**Exercise aim:**
Each line containing the word "Glazing" must be collected.
---------- Records to use
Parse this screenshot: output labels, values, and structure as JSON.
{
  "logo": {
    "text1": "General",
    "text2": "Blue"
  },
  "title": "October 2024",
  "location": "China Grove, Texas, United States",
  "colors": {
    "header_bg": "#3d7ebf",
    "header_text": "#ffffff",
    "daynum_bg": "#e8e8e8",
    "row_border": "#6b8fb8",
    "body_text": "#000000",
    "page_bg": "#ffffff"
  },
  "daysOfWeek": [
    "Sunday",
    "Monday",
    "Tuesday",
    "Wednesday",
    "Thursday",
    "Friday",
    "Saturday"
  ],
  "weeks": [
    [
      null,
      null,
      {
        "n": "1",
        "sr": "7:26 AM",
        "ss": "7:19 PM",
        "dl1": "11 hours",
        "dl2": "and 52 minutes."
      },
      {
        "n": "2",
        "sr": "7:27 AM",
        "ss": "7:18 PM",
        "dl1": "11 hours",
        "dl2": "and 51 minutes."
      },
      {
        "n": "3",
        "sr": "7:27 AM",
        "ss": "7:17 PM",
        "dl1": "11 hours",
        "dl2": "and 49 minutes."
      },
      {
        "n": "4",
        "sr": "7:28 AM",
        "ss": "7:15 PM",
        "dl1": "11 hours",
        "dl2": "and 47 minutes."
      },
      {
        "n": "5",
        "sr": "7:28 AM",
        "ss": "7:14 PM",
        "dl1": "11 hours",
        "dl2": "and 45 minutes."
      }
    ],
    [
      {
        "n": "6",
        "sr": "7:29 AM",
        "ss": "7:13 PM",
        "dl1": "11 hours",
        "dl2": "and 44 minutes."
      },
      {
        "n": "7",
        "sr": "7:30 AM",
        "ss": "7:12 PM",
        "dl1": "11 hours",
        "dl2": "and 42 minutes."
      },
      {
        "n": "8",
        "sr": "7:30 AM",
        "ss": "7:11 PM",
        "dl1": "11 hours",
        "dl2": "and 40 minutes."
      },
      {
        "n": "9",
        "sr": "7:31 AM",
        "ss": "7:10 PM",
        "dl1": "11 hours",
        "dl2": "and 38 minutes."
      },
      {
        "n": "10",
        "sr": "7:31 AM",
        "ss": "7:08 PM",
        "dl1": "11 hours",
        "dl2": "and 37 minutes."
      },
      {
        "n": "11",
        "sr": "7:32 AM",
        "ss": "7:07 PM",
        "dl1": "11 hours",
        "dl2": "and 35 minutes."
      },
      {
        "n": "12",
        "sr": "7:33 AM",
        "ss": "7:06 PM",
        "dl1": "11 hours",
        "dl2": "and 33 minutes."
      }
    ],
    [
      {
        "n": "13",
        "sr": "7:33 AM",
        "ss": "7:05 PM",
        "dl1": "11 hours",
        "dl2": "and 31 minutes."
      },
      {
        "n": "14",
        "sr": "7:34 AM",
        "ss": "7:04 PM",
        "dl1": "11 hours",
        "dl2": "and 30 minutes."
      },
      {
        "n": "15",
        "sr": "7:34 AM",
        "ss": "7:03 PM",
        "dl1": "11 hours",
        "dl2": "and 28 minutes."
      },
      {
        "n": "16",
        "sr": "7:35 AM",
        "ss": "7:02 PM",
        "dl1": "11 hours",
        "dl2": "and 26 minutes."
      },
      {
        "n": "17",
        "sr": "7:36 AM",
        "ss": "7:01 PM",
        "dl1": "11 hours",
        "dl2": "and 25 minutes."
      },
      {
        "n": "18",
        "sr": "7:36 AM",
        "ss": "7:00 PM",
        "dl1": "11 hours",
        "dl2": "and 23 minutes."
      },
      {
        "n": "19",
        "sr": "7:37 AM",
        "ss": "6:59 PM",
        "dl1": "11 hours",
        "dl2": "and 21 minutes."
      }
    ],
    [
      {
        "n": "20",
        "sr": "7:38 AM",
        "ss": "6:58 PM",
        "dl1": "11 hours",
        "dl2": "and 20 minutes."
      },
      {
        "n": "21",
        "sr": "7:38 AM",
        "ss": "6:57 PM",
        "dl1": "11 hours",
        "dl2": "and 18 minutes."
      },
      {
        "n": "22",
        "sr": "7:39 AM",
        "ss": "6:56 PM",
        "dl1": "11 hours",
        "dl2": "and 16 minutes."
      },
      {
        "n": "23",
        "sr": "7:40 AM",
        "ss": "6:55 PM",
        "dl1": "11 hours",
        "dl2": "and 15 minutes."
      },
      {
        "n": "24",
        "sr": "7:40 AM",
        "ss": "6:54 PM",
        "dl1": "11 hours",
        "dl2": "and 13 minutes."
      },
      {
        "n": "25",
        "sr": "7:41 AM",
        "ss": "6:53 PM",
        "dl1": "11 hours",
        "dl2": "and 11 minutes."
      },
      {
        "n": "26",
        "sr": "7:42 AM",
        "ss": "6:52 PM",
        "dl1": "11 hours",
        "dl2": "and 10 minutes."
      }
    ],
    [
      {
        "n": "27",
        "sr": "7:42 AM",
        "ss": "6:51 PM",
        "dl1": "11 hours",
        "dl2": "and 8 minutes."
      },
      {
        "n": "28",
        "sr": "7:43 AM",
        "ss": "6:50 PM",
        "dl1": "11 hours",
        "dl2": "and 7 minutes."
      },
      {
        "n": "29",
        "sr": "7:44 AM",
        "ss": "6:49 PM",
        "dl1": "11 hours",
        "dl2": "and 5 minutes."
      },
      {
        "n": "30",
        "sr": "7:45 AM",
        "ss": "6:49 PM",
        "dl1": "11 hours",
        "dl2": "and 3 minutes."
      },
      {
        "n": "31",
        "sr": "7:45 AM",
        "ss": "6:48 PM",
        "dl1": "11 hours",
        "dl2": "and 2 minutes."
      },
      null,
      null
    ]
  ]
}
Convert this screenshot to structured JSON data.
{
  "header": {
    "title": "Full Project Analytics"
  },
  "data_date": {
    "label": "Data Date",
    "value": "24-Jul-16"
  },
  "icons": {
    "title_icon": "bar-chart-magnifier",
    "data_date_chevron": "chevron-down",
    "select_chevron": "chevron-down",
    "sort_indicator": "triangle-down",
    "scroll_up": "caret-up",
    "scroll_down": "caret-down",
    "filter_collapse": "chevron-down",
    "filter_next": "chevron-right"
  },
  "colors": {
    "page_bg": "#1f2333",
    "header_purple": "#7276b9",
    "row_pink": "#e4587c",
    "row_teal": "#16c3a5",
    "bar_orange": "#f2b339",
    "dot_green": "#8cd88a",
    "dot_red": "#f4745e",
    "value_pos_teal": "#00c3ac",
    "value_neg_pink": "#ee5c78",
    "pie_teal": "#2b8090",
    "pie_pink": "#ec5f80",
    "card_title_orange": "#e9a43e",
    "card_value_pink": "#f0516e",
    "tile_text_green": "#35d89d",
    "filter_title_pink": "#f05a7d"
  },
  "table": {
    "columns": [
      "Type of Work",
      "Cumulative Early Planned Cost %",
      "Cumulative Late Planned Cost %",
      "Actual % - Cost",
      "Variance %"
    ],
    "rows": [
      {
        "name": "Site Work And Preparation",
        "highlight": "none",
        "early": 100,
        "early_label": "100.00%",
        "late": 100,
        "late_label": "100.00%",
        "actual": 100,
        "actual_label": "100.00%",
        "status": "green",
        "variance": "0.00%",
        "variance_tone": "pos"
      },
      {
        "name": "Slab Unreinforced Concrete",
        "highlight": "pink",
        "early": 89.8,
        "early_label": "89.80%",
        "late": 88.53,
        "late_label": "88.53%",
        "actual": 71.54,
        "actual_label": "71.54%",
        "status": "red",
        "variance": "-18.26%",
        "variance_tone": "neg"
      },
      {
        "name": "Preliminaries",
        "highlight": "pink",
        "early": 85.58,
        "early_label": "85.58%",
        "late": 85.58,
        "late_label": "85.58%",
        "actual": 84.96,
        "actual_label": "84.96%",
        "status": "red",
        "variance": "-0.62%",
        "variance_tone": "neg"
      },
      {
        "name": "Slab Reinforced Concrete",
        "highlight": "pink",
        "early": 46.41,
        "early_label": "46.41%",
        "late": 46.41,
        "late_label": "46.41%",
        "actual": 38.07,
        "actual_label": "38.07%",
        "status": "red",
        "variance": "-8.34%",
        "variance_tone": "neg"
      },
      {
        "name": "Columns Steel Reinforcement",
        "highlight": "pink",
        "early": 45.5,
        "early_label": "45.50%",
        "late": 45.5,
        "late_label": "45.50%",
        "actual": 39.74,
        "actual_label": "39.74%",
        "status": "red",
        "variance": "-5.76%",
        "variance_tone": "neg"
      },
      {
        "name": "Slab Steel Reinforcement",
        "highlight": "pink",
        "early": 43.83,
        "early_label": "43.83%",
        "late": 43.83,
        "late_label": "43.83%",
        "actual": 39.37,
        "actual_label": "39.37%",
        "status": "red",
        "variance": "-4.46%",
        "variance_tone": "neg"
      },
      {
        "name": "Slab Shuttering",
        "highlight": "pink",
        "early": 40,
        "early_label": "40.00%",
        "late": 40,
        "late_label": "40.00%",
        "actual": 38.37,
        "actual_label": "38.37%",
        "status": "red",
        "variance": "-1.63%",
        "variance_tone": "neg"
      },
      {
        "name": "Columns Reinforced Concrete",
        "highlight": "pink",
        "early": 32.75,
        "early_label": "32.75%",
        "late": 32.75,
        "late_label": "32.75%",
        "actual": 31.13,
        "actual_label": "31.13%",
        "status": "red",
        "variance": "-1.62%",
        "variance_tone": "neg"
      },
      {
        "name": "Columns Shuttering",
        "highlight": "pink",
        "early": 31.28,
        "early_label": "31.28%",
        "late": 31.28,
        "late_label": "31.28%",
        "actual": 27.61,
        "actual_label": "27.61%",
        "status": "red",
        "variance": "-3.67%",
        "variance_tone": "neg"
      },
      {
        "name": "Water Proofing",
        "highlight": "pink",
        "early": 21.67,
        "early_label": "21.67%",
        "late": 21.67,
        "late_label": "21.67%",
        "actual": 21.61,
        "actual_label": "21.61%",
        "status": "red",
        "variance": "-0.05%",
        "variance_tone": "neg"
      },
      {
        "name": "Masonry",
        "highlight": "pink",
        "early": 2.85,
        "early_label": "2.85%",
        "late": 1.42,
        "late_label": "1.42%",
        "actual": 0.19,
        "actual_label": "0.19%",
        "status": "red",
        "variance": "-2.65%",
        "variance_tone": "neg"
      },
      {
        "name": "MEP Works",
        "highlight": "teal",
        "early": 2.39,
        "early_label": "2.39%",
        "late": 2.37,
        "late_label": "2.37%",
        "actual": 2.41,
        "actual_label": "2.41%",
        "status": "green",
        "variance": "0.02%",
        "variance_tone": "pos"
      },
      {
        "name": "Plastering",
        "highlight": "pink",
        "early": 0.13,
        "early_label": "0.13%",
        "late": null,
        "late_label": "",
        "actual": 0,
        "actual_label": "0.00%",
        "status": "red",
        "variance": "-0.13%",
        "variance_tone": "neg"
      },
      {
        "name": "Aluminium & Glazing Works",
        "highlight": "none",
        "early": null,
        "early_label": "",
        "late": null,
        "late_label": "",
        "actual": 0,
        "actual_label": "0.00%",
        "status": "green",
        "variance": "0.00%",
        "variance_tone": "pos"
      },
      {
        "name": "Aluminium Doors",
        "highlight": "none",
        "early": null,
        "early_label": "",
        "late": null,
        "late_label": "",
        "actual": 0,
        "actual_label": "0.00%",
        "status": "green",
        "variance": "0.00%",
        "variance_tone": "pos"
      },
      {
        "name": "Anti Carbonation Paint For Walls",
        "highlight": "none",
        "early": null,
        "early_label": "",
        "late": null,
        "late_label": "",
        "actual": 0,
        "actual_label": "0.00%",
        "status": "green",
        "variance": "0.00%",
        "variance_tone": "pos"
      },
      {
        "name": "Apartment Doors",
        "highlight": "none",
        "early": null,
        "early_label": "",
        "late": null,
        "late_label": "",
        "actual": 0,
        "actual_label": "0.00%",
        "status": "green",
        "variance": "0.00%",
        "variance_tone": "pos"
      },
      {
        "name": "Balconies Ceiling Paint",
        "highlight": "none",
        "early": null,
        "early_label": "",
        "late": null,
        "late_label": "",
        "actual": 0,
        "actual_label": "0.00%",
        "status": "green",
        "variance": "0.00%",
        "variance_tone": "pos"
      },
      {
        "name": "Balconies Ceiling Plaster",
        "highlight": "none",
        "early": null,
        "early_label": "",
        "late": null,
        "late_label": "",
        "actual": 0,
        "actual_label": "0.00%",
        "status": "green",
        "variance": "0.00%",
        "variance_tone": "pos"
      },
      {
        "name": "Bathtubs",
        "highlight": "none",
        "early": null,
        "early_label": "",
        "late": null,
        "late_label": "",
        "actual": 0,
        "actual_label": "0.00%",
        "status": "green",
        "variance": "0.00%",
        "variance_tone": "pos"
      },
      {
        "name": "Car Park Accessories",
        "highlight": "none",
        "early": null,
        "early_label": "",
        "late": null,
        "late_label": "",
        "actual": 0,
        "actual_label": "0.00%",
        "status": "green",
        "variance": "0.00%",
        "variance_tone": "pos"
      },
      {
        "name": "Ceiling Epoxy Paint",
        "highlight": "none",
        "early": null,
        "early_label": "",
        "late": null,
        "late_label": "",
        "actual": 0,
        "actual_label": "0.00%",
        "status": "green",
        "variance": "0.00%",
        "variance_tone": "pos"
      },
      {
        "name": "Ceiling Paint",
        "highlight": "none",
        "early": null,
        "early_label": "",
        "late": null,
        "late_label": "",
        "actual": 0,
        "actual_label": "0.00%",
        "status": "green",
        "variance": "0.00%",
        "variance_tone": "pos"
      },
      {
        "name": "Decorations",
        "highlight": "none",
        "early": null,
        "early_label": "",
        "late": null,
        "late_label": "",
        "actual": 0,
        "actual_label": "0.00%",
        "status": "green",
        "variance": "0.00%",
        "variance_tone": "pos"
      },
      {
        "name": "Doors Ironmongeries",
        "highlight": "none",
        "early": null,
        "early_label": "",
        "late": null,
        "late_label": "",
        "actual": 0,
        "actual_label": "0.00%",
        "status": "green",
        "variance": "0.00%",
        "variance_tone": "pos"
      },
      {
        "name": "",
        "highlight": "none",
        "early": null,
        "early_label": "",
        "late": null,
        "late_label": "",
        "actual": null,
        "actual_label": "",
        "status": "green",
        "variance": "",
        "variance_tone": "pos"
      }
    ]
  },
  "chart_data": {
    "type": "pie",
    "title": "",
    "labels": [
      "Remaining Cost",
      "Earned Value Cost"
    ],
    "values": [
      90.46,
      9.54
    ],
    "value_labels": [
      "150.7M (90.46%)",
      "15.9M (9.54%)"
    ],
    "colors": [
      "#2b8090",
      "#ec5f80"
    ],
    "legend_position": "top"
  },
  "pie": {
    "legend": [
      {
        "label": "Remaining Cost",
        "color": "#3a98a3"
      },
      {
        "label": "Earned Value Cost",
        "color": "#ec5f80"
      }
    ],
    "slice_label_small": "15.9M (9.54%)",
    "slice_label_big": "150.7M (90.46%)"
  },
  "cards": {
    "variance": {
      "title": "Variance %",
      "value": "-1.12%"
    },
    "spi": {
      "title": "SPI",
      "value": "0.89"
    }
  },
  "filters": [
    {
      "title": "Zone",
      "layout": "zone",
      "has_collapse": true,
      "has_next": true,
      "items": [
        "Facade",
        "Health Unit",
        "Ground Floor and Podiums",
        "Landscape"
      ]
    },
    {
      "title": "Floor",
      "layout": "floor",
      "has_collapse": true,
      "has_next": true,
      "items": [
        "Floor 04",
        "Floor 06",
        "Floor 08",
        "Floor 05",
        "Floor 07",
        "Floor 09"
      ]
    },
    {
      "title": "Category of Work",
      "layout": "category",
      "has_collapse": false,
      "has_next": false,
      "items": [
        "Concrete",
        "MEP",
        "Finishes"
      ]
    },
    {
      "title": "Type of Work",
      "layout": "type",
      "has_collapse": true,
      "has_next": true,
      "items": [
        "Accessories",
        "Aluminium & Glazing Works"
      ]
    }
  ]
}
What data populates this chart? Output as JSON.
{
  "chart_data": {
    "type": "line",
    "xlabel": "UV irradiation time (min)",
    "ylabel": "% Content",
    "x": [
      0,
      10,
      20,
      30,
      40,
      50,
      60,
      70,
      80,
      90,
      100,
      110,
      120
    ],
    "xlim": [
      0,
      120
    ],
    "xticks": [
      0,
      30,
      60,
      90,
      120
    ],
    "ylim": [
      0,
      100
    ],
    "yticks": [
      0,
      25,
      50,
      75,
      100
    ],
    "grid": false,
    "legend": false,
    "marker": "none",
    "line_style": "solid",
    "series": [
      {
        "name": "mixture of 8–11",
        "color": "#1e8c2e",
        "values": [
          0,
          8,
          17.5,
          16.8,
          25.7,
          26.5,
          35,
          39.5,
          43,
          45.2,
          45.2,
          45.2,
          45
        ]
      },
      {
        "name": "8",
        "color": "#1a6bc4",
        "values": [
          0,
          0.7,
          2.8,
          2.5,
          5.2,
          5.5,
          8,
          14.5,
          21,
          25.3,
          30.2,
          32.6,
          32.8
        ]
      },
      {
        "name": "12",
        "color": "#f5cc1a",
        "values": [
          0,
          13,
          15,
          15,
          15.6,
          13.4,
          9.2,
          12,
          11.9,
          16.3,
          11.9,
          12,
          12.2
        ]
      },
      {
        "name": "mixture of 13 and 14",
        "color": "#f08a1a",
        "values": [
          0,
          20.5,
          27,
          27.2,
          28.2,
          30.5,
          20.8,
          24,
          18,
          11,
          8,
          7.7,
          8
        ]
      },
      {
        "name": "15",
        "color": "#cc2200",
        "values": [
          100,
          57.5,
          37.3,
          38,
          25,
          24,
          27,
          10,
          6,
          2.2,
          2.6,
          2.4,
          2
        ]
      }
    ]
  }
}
--------------------
**Result of this exercise:**
        "name": "Aluminium & Glazing Works",
        "Aluminium & Glazing Works"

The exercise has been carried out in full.